*AIM OF THE TASK*
Update the rows below by replacing every "interactable" with "clickable" and leaving everything else unchanged. Omit the pictures from your answer.

*SUPPLIED DATA*
──────

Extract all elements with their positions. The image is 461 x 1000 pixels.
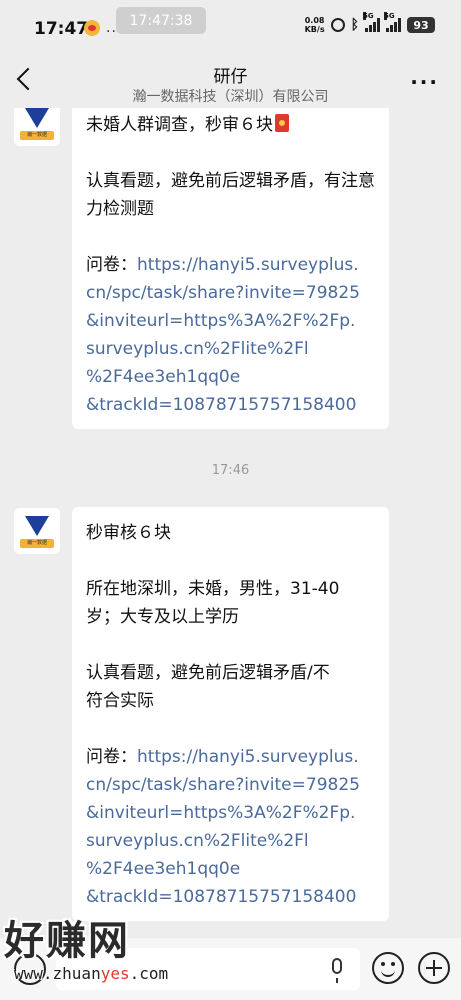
voice-input-icon[interactable] (14, 953, 46, 985)
network-speed-unit: KB/s (304, 25, 325, 34)
survey-link-cont[interactable]: &trackId=10878715757158400 (86, 391, 375, 419)
survey-link[interactable]: https://hanyi5.surveyplus. (137, 747, 359, 767)
signal-1-label: 5G (363, 12, 374, 20)
emoji-icon[interactable] (372, 952, 404, 984)
weibo-icon (84, 20, 100, 36)
status-system-icons: 0.08 KB/s ᛒ 5G 5G 93 (305, 12, 435, 34)
message-input[interactable] (56, 948, 360, 990)
logo-v-mark (25, 516, 49, 536)
chat-input-bar (0, 938, 461, 1000)
more-options-icon[interactable]: ··· (410, 70, 439, 94)
red-packet-icon (275, 114, 289, 132)
survey-link[interactable]: https://hanyi5.surveyplus. (137, 255, 359, 275)
survey-link-row: 问卷：https://hanyi5.surveyplus. (86, 251, 375, 279)
message-body: 认真看题，避免前后逻辑矛盾，有注意力检测题 (86, 171, 375, 219)
message-requirements-cont: 岁；大专及以上学历 (86, 607, 239, 627)
avatar[interactable]: 瀚一数据 (14, 108, 60, 146)
survey-link-cont[interactable]: %2F4ee3eh1qq0e (86, 363, 375, 391)
message-title: 未婚人群调查，秒审６块 (86, 115, 273, 135)
chat-title: 研仔 (213, 67, 248, 87)
logo-v-mark (25, 108, 49, 128)
survey-link-cont[interactable]: surveyplus.cn%2Flite%2Fl (86, 827, 375, 855)
survey-link-cont[interactable]: surveyplus.cn%2Flite%2Fl (86, 335, 375, 363)
message-bubble[interactable]: 未婚人群调查，秒审６块 认真看题，避免前后逻辑矛盾，有注意力检测题 问卷：htt… (72, 108, 389, 429)
microphone-icon[interactable] (332, 958, 342, 983)
chat-header: 研仔 瀚一数据科技（深圳）有限公司 ··· (0, 58, 461, 108)
survey-link-cont[interactable]: %2F4ee3eh1qq0e (86, 855, 375, 883)
survey-link-cont[interactable]: cn/spc/task/share?invite=79825 (86, 771, 375, 799)
avatar[interactable]: 瀚一数据 (14, 508, 60, 554)
survey-label: 问卷： (86, 255, 137, 275)
signal-icon-2: 5G (384, 12, 401, 32)
avatar-label: 瀚一数据 (20, 539, 54, 548)
survey-link-cont[interactable]: &trackId=10878715757158400 (86, 883, 375, 911)
message-body-cont: 符合实际 (86, 691, 154, 711)
battery-icon: 93 (407, 17, 435, 33)
status-bar: 17:47 ... 17:47:38 0.08 KB/s ᛒ 5G 5G 93 (0, 0, 461, 58)
message-title: 秒审核６块 (86, 523, 171, 543)
survey-link-row: 问卷：https://hanyi5.surveyplus. (86, 743, 375, 771)
status-time: 17:47 (34, 19, 89, 39)
network-speed: 0.08 KB/s (305, 16, 325, 34)
message-title-row: 未婚人群调查，秒审６块 (86, 111, 375, 139)
avatar-label: 瀚一数据 (20, 131, 54, 140)
message-list[interactable]: 瀚一数据 未婚人群调查，秒审６块 认真看题，避免前后逻辑矛盾，有注意力检测题 问… (0, 108, 461, 938)
survey-link-cont[interactable]: cn/spc/task/share?invite=79825 (86, 279, 375, 307)
message-requirements: 所在地深圳，未婚，男性，31-40 (86, 579, 340, 599)
alarm-icon (330, 18, 345, 32)
message-bubble[interactable]: 秒审核６块 所在地深圳，未婚，男性，31-40 岁；大专及以上学历 认真看题，避… (72, 507, 389, 921)
screenshot-clock: 17:47:38 (116, 7, 206, 34)
bluetooth-icon: ᛒ (350, 17, 359, 33)
survey-link-cont[interactable]: &inviteurl=https%3A%2F%2Fp. (86, 307, 375, 335)
message-timestamp: 17:46 (211, 463, 250, 478)
survey-link-cont[interactable]: &inviteurl=https%3A%2F%2Fp. (86, 799, 375, 827)
plus-icon[interactable] (418, 952, 450, 984)
signal-icon-1: 5G (363, 12, 380, 32)
signal-2-label: 5G (384, 12, 395, 20)
chat-subtitle: 瀚一数据科技（深圳）有限公司 (132, 89, 329, 105)
survey-label: 问卷： (86, 747, 137, 767)
message-body: 认真看题，避免前后逻辑矛盾/不 (86, 663, 330, 683)
network-speed-value: 0.08 (304, 16, 325, 25)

──────

*THE RESPONSE*
Extract all elements with their positions. The image is 461 x 1000 pixels.
voice-input-icon[clickable] (14, 953, 46, 985)
network-speed-unit: KB/s (304, 25, 325, 34)
survey-link-cont[clickable]: &trackId=10878715757158400 (86, 391, 375, 419)
survey-link[clickable]: https://hanyi5.surveyplus. (137, 747, 359, 767)
signal-1-label: 5G (363, 12, 374, 20)
emoji-icon[clickable] (372, 952, 404, 984)
weibo-icon (84, 20, 100, 36)
status-system-icons: 0.08 KB/s ᛒ 5G 5G 93 (305, 12, 435, 34)
message-input[clickable] (56, 948, 360, 990)
logo-v-mark (25, 516, 49, 536)
chat-input-bar (0, 938, 461, 1000)
more-options-icon[clickable]: ··· (410, 70, 439, 94)
red-packet-icon (275, 114, 289, 132)
survey-link[clickable]: https://hanyi5.surveyplus. (137, 255, 359, 275)
survey-link-row: 问卷：https://hanyi5.surveyplus. (86, 251, 375, 279)
message-body: 认真看题，避免前后逻辑矛盾，有注意力检测题 (86, 171, 375, 219)
message-requirements-cont: 岁；大专及以上学历 (86, 607, 239, 627)
avatar[clickable]: 瀚一数据 (14, 108, 60, 146)
survey-link-cont[clickable]: %2F4ee3eh1qq0e (86, 363, 375, 391)
message-title: 未婚人群调查，秒审６块 (86, 115, 273, 135)
chat-title: 研仔 (213, 67, 248, 87)
logo-v-mark (25, 108, 49, 128)
survey-link-cont[clickable]: surveyplus.cn%2Flite%2Fl (86, 827, 375, 855)
survey-link-cont[clickable]: surveyplus.cn%2Flite%2Fl (86, 335, 375, 363)
message-bubble[clickable]: 未婚人群调查，秒审６块 认真看题，避免前后逻辑矛盾，有注意力检测题 问卷：htt… (72, 108, 389, 429)
microphone-icon[clickable] (332, 958, 342, 983)
chat-header: 研仔 瀚一数据科技（深圳）有限公司 ··· (0, 58, 461, 108)
survey-link-cont[clickable]: %2F4ee3eh1qq0e (86, 855, 375, 883)
survey-link-cont[clickable]: cn/spc/task/share?invite=79825 (86, 771, 375, 799)
avatar[clickable]: 瀚一数据 (14, 508, 60, 554)
survey-label: 问卷： (86, 255, 137, 275)
signal-icon-2: 5G (384, 12, 401, 32)
avatar-label: 瀚一数据 (20, 539, 54, 548)
survey-link-cont[clickable]: &trackId=10878715757158400 (86, 883, 375, 911)
message-body-cont: 符合实际 (86, 691, 154, 711)
battery-icon: 93 (407, 17, 435, 33)
status-bar: 17:47 ... 17:47:38 0.08 KB/s ᛒ 5G 5G 93 (0, 0, 461, 58)
message-title: 秒审核６块 (86, 523, 171, 543)
survey-link-row: 问卷：https://hanyi5.surveyplus. (86, 743, 375, 771)
status-time: 17:47 (34, 19, 89, 39)
network-speed: 0.08 KB/s (305, 16, 325, 34)
message-title-row: 未婚人群调查，秒审６块 (86, 111, 375, 139)
avatar-label: 瀚一数据 (20, 131, 54, 140)
message-list[clickable]: 瀚一数据 未婚人群调查，秒审６块 认真看题，避免前后逻辑矛盾，有注意力检测题 问… (0, 108, 461, 938)
survey-link-cont[clickable]: cn/spc/task/share?invite=79825 (86, 279, 375, 307)
message-requirements: 所在地深圳，未婚，男性，31-40 (86, 579, 340, 599)
alarm-icon (330, 18, 345, 32)
message-bubble[clickable]: 秒审核６块 所在地深圳，未婚，男性，31-40 岁；大专及以上学历 认真看题，避… (72, 507, 389, 921)
screenshot-clock: 17:47:38 (116, 7, 206, 34)
bluetooth-icon: ᛒ (350, 17, 359, 33)
survey-link-cont[clickable]: &inviteurl=https%3A%2F%2Fp. (86, 307, 375, 335)
message-timestamp: 17:46 (211, 463, 250, 478)
survey-link-cont[clickable]: &inviteurl=https%3A%2F%2Fp. (86, 799, 375, 827)
plus-icon[clickable] (418, 952, 450, 984)
signal-icon-1: 5G (363, 12, 380, 32)
signal-2-label: 5G (384, 12, 395, 20)
chat-subtitle: 瀚一数据科技（深圳）有限公司 (132, 89, 329, 105)
survey-label: 问卷： (86, 747, 137, 767)
message-body: 认真看题，避免前后逻辑矛盾/不 (86, 663, 330, 683)
network-speed-value: 0.08 (304, 16, 325, 25)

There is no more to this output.